▶ Written problem: Count how many lines hold the string "search". Give that number alone.

▶ Given records:
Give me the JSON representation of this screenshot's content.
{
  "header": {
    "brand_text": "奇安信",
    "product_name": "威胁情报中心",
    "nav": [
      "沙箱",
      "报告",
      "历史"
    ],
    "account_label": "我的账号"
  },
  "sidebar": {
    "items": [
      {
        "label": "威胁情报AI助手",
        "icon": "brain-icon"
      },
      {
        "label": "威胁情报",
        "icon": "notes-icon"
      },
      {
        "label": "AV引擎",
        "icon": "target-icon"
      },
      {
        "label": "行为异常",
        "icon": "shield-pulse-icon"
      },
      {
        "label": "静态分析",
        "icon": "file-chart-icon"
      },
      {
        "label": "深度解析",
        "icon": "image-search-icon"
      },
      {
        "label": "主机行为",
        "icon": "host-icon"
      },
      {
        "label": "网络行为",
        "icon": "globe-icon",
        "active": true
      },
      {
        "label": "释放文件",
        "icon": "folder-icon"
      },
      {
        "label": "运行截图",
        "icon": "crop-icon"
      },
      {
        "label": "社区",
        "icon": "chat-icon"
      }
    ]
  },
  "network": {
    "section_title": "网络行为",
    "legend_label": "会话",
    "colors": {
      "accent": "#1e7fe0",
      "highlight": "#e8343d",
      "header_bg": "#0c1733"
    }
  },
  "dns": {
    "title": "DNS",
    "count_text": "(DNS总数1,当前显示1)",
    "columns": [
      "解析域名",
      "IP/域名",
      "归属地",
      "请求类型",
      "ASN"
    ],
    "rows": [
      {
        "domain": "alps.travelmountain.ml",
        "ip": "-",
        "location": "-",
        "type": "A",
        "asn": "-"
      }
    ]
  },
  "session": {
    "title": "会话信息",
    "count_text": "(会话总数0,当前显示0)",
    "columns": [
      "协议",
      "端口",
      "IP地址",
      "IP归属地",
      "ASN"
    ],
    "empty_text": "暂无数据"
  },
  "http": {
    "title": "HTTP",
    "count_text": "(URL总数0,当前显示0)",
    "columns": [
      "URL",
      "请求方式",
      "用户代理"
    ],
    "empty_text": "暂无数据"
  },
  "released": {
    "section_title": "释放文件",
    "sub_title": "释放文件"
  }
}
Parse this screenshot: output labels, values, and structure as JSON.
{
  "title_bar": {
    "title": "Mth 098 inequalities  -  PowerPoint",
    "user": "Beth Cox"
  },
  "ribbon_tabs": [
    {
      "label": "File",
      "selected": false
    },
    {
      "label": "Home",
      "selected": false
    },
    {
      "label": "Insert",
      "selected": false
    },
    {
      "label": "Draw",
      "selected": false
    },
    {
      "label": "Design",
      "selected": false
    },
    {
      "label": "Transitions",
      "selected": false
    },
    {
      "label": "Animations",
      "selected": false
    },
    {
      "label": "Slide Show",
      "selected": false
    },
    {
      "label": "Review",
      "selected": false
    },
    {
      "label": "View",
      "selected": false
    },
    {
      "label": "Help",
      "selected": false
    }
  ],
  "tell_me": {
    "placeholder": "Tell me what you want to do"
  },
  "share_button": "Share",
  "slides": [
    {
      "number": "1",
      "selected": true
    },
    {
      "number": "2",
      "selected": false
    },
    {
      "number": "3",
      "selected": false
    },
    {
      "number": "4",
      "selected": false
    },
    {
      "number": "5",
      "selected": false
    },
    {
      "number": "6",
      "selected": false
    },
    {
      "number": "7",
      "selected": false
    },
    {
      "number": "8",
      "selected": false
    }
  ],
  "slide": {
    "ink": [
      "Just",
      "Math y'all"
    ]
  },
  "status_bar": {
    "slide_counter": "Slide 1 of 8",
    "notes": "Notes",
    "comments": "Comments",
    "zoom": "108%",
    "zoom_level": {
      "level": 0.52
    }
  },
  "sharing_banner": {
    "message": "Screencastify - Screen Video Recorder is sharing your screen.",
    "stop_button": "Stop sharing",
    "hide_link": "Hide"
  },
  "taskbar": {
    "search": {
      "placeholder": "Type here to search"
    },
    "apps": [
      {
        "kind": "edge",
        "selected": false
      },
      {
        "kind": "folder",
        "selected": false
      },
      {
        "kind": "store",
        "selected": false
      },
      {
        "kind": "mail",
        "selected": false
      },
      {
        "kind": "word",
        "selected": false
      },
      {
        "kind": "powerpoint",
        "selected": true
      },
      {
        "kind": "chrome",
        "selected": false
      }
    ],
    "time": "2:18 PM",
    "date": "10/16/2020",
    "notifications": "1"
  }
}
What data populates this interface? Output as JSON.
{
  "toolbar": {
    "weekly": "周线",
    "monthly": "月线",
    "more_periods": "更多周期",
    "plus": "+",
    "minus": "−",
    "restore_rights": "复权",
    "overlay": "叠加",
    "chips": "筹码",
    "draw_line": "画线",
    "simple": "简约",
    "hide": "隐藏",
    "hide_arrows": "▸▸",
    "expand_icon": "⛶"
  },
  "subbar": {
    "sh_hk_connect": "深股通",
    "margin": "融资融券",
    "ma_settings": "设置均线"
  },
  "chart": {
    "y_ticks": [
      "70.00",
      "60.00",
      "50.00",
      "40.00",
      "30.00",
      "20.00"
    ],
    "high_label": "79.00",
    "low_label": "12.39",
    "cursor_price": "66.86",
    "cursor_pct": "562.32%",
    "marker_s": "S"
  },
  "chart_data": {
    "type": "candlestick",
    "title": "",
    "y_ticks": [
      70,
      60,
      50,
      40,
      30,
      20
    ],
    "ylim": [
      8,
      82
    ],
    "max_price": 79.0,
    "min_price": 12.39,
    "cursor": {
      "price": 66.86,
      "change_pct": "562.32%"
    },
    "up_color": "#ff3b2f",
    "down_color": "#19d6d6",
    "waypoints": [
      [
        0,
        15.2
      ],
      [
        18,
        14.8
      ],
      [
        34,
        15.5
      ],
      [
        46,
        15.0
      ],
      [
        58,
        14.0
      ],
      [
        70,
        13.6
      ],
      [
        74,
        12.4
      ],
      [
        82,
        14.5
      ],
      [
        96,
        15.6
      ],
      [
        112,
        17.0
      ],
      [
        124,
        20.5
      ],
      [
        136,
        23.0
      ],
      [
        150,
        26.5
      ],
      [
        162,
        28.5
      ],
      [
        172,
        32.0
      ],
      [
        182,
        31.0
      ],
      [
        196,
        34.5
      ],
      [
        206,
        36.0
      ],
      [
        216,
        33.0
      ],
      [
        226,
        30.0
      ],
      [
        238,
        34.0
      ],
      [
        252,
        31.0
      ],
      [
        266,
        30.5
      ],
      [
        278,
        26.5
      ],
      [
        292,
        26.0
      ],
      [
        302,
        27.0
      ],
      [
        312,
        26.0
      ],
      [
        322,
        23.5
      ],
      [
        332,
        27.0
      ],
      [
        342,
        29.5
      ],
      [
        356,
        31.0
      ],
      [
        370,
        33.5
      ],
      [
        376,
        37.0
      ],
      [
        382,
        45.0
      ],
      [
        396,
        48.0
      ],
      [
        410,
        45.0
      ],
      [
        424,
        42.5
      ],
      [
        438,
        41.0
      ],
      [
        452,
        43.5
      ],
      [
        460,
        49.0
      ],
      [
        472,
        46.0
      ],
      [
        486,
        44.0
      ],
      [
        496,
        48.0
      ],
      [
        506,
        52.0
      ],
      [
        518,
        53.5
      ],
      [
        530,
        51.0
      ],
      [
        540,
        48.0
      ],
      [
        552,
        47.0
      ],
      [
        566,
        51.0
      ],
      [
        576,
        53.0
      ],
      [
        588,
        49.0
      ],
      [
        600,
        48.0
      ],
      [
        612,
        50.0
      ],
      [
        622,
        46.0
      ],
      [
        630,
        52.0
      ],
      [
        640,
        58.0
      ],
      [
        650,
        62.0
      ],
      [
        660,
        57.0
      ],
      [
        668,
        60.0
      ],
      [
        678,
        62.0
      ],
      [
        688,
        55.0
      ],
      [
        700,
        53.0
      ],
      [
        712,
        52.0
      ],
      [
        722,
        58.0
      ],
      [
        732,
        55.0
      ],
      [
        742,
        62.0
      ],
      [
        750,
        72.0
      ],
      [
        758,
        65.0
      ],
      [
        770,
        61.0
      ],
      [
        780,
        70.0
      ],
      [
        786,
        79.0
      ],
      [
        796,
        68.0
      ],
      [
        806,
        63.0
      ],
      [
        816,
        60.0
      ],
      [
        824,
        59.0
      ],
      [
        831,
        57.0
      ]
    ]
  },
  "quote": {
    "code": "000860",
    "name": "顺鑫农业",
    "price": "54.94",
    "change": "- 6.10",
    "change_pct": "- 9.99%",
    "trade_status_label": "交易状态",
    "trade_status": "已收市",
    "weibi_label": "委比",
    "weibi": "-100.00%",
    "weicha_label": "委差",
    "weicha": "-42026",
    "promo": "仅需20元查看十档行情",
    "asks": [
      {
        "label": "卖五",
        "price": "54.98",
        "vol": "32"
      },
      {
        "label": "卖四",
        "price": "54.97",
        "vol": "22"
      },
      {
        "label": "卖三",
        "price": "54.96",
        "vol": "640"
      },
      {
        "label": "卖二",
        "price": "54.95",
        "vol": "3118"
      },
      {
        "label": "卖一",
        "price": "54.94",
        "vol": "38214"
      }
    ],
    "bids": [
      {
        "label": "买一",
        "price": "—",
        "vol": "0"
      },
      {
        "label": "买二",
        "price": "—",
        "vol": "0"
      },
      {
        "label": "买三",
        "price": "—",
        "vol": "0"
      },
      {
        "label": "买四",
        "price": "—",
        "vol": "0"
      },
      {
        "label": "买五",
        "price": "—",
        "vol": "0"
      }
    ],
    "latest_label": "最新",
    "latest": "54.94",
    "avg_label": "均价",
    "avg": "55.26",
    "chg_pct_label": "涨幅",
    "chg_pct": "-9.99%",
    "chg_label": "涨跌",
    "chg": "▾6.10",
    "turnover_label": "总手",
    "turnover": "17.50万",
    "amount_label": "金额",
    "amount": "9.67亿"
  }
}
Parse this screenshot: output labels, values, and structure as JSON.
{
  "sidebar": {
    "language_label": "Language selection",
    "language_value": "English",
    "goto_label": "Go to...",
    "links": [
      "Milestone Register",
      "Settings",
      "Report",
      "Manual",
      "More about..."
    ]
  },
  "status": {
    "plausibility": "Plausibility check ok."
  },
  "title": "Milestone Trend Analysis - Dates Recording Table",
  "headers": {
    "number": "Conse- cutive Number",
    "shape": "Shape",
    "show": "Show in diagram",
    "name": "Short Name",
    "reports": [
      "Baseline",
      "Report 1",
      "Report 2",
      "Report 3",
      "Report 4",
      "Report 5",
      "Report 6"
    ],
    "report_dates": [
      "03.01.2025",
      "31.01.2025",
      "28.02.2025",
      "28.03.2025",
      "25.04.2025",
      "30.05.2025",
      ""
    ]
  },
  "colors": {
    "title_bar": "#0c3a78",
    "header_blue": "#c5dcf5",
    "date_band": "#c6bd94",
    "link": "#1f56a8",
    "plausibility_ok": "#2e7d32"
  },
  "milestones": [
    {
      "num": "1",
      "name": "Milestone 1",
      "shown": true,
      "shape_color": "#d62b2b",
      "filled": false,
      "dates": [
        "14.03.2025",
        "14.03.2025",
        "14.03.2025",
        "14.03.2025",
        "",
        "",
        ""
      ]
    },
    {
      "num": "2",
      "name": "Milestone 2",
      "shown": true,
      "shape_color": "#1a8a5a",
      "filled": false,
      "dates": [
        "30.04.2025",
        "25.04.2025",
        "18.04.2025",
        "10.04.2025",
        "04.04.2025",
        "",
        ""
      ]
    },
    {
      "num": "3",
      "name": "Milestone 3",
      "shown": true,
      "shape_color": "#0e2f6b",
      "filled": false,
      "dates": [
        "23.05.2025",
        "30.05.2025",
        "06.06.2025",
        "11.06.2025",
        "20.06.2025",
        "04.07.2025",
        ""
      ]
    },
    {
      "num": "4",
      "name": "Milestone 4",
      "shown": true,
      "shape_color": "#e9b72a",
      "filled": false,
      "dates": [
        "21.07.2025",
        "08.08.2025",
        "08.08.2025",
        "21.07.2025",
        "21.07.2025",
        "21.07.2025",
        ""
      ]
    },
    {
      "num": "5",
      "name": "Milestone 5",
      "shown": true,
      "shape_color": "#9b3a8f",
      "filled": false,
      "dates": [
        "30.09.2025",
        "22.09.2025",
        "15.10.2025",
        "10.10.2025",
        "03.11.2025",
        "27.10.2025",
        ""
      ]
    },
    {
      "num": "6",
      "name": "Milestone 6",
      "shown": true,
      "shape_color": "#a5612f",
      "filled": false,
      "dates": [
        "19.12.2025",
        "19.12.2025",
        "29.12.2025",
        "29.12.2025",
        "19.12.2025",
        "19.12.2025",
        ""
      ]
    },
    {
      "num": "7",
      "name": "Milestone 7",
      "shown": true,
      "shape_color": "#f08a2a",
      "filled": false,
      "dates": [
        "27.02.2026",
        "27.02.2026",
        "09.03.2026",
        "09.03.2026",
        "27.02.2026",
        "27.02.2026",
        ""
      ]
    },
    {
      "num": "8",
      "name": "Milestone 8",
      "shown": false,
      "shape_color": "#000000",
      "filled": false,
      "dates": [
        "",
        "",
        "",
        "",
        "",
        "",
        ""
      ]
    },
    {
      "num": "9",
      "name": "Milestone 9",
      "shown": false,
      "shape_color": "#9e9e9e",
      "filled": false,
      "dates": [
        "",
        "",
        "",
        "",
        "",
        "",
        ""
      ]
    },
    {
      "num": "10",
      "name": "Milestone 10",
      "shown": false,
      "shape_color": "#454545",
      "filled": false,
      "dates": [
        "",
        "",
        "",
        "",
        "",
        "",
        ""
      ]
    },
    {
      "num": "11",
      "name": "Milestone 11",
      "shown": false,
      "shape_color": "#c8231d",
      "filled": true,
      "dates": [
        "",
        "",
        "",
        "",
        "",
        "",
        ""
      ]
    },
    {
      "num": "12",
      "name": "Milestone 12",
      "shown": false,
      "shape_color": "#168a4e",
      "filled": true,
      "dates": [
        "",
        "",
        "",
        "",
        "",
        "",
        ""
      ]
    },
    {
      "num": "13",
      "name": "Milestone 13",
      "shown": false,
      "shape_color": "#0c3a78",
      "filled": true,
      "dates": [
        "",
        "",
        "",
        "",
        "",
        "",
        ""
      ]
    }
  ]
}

▶ Output for this exercise: 3